On Wed, Feb 2, 2022 at 4:34 AM Ritesh Harjani <[email protected]> wrote:
>
> Hello Xin,
>
> Sorry about revisiting this thread so late :(
> Recently when I was working on one of the fast_commit issue, I got interested
> in looking into some of those recent fast_commit fixes.
>
> Hence some of these queries.
>
> On 21/12/23 11:23AM, Xin Yin wrote:
> > For now ,we use ext4_punch_hole() during fast commit replay delete range
> > procedure. But it will be affected by inode->i_size, which may not
> > correct during fast commit replay procedure. The following test will
> > failed.
> >
> > -create & write foo (len 1000K)
> > -falloc FALLOC_FL_ZERO_RANGE foo (range 400K - 600K)
> > -create & fsync bar
> ^^^^ do you mean "fsync foo" or is this actually a new file create and fsync
> bar?
bar is a new created file, it is the brother file of foo , it would be
like this.
./foo ./bar

>
>
> > -falloc FALLOC_FL_PUNCH_HOLE foo (range 300K-500K)
> > -fsync foo
> > -crash before a full commit
> >
> > After the fast_commit reply procedure, the range 400K-500K will not be
> > removed. Because in this case, when calling ext4_punch_hole() the
> > inode->i_size is 0, and it just retruns with doing nothing.
>
> I tried looking into this, but I am not able to put my head around that when
> will the inode->i_size will be 0?

EXERCISE DATA
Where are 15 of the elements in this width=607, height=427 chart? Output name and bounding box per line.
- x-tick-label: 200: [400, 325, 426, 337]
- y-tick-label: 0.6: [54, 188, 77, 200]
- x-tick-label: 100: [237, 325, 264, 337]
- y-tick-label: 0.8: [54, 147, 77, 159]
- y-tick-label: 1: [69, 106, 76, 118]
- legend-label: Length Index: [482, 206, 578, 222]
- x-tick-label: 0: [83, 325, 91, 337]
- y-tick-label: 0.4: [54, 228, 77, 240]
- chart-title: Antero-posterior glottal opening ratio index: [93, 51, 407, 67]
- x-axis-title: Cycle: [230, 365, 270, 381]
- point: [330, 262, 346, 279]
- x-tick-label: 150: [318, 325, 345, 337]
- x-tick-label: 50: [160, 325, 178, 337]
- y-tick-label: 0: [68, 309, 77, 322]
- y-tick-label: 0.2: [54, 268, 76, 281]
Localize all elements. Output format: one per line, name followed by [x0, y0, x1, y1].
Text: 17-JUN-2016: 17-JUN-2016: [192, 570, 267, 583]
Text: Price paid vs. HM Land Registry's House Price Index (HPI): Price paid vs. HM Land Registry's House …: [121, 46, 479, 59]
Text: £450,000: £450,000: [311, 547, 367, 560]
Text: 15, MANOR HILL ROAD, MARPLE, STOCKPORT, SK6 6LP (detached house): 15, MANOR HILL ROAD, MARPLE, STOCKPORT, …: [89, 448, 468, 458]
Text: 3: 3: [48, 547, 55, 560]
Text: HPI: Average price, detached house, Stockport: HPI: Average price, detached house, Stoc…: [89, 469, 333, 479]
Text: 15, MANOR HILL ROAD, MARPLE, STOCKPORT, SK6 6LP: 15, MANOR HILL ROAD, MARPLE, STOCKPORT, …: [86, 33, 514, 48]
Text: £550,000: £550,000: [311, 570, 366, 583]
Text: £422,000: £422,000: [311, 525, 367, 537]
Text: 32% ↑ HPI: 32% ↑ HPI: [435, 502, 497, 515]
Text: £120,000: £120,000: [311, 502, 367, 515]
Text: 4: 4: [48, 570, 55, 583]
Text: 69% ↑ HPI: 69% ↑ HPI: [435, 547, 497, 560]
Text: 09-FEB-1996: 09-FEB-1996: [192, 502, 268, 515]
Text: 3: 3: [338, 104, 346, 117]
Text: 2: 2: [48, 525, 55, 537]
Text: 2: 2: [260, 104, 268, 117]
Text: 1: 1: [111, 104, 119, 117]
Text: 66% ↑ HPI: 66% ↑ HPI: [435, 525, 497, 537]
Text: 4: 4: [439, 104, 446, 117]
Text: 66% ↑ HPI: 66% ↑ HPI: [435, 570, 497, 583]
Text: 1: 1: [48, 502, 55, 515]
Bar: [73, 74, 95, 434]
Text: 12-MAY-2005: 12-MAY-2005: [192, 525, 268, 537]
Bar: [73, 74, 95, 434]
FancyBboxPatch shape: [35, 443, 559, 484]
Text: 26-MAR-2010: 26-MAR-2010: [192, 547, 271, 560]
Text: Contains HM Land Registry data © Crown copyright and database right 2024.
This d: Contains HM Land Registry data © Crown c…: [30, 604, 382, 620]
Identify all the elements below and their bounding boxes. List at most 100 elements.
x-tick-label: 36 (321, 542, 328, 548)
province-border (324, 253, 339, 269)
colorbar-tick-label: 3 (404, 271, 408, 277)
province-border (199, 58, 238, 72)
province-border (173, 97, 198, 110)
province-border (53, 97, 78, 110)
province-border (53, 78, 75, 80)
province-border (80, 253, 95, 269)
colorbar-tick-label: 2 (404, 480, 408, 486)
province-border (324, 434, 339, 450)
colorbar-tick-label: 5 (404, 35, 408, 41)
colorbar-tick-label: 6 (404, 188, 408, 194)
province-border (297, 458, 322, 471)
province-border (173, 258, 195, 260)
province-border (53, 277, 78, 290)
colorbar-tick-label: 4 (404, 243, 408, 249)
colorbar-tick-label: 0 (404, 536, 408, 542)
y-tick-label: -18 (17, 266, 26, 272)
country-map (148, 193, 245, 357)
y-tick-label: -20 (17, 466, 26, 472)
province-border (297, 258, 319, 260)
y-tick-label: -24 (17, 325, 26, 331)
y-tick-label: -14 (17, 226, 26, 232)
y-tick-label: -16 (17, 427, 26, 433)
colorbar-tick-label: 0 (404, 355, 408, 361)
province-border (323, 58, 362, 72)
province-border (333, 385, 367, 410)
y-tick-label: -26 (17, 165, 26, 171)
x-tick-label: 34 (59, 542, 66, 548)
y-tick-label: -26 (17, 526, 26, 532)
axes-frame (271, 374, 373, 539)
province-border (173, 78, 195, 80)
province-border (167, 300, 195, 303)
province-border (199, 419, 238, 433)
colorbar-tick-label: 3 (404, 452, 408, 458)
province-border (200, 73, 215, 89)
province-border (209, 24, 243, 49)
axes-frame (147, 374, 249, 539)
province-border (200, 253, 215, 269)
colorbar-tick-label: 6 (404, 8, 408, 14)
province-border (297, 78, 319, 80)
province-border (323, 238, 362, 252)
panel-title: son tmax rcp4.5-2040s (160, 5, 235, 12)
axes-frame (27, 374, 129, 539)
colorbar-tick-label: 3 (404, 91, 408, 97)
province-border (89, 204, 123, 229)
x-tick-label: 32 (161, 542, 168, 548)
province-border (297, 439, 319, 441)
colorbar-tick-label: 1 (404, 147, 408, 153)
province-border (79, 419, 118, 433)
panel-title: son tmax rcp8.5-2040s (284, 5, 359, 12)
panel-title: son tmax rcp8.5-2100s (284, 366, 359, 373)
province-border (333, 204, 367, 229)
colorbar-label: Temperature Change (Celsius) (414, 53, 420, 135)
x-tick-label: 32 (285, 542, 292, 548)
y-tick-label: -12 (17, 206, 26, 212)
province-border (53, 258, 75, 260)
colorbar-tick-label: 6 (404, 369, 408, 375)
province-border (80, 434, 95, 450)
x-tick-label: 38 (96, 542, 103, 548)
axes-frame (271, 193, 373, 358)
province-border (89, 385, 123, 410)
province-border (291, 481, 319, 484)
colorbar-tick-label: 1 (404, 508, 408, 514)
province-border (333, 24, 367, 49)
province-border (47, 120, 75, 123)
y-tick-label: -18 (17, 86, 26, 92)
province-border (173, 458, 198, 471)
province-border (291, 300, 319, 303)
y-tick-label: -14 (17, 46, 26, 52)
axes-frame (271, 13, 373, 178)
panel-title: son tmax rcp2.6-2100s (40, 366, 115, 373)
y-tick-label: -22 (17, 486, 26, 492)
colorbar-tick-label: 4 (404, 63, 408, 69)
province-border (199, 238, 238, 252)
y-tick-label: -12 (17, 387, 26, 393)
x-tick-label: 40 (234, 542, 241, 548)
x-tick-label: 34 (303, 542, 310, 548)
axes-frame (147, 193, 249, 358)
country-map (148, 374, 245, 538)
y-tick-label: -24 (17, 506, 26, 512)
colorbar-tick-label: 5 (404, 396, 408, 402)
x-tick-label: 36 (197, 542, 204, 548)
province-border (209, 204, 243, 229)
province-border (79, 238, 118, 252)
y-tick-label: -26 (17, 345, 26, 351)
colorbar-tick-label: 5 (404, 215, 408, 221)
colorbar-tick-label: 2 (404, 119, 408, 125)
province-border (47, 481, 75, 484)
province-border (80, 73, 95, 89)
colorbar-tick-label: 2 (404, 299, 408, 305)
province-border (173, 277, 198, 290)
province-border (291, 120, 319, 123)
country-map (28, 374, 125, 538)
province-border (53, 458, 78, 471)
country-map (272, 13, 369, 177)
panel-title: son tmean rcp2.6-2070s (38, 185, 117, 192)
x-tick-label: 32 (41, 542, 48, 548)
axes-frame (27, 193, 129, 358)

REQUESTS
1. Decide whether each statement agrees with the thread on ext4 fast commit replay. Answer yes or no for each, and quote the words of the thread that decide it.
(a) During the fast commit replay delete range procedure, ext4_punch_hole() is used.
(b) After the fast commit replay, the range 400K-500K is removed.
(c) The file bar is a newly created file rather than a second name for foo.
2. Reproduce the entries word for word, from the start of the entries through the line that contains "Text: HPI: Average".

THE ANSWERS
1.
(a) Yes: "we use ext4_punch_hole() during fast commit replay delete range"
(b) No: "the range 400K-500K will not be"
(c) Yes: "bar is a new created file, it is the brother file of foo"

2.
Where are 15 of the elements in this width=607, height=427 chart? Output name and bounding box per line.
- x-tick-label: 200: [400, 325, 426, 337]
- y-tick-label: 0.6: [54, 188, 77, 200]
- x-tick-label: 100: [237, 325, 264, 337]
- y-tick-label: 0.8: [54, 147, 77, 159]
- y-tick-label: 1: [69, 106, 76, 118]
- legend-label: Length Index: [482, 206, 578, 222]
- x-tick-label: 0: [83, 325, 91, 337]
- y-tick-label: 0.4: [54, 228, 77, 240]
- chart-title: Antero-posterior glottal opening ratio index: [93, 51, 407, 67]
- x-axis-title: Cycle: [230, 365, 270, 381]
- point: [330, 262, 346, 279]
- x-tick-label: 150: [318, 325, 345, 337]
- x-tick-label: 50: [160, 325, 178, 337]
- y-tick-label: 0: [68, 309, 77, 322]
- y-tick-label: 0.2: [54, 268, 76, 281]
Localize all elements. Output format: one per line, name followed by [x0, y0, x1, y1].
Text: 17-JUN-2016: 17-JUN-2016: [192, 570, 267, 583]
Text: Price paid vs. HM Land Registry's House Price Index (HPI): Price paid vs. HM Land Registry's House …: [121, 46, 479, 59]
Text: £450,000: £450,000: [311, 547, 367, 560]
Text: 15, MANOR HILL ROAD, MARPLE, STOCKPORT, SK6 6LP (detached house): 15, MANOR HILL ROAD, MARPLE, STOCKPORT, …: [89, 448, 468, 458]
Text: 3: 3: [48, 547, 55, 560]
Text: HPI: Average price, detached house, Stockport: HPI: Average price, detached house, Stoc…: [89, 469, 333, 479]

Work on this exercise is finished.